Exercise directions = Give the count of lines in the data that include the string "муниципального", with no added remarks.

Collected data
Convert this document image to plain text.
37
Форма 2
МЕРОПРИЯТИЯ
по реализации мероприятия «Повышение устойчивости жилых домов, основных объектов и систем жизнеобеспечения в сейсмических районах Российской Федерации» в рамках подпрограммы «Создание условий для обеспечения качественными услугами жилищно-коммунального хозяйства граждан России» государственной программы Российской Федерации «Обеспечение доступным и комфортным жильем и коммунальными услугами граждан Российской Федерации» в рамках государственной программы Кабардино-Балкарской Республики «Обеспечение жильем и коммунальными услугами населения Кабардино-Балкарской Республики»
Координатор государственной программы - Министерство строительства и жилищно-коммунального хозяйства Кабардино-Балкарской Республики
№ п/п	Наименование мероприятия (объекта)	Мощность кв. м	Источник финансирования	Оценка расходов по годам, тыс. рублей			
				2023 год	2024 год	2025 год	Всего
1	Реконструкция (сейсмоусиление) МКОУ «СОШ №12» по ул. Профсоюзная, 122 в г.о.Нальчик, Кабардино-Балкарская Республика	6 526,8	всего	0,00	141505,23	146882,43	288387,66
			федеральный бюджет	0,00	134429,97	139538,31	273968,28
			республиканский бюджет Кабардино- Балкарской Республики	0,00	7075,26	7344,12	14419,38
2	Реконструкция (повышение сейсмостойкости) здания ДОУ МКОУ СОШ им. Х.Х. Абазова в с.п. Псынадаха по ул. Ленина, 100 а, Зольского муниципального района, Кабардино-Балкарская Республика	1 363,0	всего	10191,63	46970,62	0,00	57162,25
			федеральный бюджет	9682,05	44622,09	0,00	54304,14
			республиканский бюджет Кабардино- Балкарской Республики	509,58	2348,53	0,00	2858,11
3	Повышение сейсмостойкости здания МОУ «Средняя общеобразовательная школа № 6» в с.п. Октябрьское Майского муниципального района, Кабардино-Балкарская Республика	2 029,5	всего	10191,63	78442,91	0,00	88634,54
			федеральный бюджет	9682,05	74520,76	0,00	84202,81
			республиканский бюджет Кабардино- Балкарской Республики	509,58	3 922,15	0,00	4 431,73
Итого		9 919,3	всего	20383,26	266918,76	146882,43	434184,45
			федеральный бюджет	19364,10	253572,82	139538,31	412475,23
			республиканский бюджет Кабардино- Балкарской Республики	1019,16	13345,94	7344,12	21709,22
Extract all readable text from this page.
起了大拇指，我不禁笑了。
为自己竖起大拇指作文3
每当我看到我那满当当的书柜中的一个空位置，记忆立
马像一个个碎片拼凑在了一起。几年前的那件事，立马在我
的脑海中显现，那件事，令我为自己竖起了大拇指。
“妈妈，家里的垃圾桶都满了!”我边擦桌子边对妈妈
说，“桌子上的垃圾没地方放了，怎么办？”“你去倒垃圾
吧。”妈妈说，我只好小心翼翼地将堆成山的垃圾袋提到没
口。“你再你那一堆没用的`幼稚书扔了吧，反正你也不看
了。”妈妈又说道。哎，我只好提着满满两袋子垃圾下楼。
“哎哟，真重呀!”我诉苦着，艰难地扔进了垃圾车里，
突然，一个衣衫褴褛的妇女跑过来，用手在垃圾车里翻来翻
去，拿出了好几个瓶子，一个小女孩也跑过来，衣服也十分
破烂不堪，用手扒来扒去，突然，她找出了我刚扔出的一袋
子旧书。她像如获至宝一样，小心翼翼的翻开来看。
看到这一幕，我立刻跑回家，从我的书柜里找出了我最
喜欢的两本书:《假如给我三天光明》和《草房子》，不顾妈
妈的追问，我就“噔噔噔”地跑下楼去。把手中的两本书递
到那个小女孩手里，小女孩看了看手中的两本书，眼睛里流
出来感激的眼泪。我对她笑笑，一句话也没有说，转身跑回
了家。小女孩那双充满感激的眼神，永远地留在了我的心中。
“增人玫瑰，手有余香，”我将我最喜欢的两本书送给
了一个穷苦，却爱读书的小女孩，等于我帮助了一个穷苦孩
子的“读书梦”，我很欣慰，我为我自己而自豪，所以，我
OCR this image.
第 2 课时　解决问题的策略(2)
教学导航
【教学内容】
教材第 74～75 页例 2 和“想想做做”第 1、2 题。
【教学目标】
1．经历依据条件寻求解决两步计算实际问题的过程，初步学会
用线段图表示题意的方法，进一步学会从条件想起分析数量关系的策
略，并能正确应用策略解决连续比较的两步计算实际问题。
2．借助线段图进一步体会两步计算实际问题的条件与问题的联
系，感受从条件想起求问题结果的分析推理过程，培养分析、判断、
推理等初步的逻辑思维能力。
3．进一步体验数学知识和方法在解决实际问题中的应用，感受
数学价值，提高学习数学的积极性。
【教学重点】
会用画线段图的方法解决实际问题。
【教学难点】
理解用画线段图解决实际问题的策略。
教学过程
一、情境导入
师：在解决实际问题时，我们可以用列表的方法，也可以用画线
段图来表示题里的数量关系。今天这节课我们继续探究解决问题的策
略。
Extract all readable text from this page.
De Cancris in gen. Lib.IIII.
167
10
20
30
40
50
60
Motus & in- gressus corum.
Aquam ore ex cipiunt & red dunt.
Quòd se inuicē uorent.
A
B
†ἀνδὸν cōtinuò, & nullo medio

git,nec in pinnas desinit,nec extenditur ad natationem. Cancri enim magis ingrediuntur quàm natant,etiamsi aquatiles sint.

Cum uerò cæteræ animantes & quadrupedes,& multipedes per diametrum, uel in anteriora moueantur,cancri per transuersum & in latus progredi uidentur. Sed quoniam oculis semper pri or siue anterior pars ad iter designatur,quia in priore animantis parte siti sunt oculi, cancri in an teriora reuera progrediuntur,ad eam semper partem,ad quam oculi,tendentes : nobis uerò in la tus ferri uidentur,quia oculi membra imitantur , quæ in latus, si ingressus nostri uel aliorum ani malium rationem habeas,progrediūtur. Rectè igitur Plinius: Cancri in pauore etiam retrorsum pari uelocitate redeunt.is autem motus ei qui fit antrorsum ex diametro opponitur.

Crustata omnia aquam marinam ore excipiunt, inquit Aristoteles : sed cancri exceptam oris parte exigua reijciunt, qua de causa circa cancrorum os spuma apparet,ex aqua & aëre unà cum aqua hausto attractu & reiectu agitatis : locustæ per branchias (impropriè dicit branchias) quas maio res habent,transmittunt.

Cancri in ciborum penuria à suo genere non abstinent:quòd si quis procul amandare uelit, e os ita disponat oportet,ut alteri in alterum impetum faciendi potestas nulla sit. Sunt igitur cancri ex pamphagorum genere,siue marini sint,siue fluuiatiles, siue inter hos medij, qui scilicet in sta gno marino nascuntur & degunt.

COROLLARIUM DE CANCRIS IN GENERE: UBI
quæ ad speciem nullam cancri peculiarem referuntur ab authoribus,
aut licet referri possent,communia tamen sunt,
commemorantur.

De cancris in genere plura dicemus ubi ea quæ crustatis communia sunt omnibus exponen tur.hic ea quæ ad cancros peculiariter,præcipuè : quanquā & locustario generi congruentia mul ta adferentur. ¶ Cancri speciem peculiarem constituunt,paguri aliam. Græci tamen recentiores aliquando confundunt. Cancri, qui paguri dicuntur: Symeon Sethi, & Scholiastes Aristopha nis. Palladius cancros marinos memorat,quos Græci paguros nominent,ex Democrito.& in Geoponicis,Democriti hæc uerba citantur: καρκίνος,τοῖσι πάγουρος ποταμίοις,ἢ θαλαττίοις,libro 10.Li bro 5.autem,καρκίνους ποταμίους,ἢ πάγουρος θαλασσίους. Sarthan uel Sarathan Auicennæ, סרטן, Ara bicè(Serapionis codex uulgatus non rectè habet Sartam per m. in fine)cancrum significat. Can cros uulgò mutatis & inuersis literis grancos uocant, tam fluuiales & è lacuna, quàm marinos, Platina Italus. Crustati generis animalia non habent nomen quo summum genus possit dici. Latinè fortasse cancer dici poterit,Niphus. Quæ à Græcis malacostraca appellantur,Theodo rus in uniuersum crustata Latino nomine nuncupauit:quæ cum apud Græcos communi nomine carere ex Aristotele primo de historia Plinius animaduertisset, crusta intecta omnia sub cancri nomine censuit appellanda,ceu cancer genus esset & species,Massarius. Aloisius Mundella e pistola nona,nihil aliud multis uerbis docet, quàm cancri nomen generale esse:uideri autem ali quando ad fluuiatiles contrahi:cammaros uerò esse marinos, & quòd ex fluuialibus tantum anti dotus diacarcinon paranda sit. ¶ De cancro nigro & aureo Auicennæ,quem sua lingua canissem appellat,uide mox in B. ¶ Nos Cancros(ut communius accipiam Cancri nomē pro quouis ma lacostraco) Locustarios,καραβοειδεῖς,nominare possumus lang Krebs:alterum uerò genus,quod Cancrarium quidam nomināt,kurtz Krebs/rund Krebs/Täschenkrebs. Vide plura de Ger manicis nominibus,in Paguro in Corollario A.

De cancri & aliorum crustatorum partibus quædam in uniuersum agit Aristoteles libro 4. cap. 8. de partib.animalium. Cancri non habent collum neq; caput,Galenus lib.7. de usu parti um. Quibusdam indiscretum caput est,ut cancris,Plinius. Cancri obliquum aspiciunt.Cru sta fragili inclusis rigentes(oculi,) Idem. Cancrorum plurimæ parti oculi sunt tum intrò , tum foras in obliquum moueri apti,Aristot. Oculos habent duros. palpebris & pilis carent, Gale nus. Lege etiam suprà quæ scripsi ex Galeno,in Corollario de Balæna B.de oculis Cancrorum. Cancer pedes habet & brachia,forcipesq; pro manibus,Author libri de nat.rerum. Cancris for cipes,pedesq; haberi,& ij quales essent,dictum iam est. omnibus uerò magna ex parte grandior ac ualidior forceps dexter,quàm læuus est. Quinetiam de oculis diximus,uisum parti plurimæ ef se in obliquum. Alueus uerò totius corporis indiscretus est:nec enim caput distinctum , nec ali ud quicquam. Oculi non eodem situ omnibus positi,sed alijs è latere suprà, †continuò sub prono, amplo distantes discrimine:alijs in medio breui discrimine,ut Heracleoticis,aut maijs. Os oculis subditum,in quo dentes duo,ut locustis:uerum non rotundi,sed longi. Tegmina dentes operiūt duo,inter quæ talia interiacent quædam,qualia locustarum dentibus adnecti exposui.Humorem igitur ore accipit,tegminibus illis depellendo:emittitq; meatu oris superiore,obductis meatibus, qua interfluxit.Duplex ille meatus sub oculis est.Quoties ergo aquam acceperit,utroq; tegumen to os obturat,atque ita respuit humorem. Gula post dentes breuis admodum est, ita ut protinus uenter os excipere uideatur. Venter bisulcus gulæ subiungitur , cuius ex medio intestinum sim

Answer to the task = 2